GIVEN INSTRUCTION
Extract the listing below in full, unchanged.

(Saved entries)
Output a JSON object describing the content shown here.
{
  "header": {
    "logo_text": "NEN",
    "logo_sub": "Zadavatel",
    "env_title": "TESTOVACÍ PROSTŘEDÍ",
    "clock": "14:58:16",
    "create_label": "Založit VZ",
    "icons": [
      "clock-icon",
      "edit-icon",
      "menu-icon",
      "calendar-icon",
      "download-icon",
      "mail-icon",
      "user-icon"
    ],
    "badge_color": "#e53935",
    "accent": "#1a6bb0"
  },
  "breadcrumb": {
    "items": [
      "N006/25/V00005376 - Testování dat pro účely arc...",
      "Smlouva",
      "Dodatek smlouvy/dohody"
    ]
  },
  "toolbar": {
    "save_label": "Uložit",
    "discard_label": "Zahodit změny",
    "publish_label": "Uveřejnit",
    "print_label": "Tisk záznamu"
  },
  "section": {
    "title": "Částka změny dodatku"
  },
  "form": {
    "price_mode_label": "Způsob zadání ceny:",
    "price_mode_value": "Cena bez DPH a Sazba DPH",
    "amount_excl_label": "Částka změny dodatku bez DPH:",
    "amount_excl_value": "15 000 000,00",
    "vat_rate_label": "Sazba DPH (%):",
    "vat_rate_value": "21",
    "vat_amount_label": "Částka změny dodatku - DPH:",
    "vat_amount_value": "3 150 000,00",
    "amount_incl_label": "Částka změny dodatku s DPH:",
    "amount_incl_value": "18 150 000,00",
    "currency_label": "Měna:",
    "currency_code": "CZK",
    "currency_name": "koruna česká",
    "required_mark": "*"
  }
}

ANSWER FOR THIS EXERCISE
Output a JSON object describing the content shown here.
{
  "header": {
    "logo_text": "NEN",
    "logo_sub": "Zadavatel",
    "env_title": "TESTOVACÍ PROSTŘEDÍ",
    "clock": "14:58:16",
    "create_label": "Založit VZ",
    "icons": [
      "clock-icon",
      "edit-icon",
      "menu-icon",
      "calendar-icon",
      "download-icon",
      "mail-icon",
      "user-icon"
    ],
    "badge_color": "#e53935",
    "accent": "#1a6bb0"
  },
  "breadcrumb": {
    "items": [
      "N006/25/V00005376 - Testování dat pro účely arc...",
      "Smlouva",
      "Dodatek smlouvy/dohody"
    ]
  },
  "toolbar": {
    "save_label": "Uložit",
    "discard_label": "Zahodit změny",
    "publish_label": "Uveřejnit",
    "print_label": "Tisk záznamu"
  },
  "section": {
    "title": "Částka změny dodatku"
  },
  "form": {
    "price_mode_label": "Způsob zadání ceny:",
    "price_mode_value": "Cena bez DPH a Sazba DPH",
    "amount_excl_label": "Částka změny dodatku bez DPH:",
    "amount_excl_value": "15 000 000,00",
    "vat_rate_label": "Sazba DPH (%):",
    "vat_rate_value": "21",
    "vat_amount_label": "Částka změny dodatku - DPH:",
    "vat_amount_value": "3 150 000,00",
    "amount_incl_label": "Částka změny dodatku s DPH:",
    "amount_incl_value": "18 150 000,00",
    "currency_label": "Měna:",
    "currency_code": "CZK",
    "currency_name": "koruna česká",
    "required_mark": "*"
  }
}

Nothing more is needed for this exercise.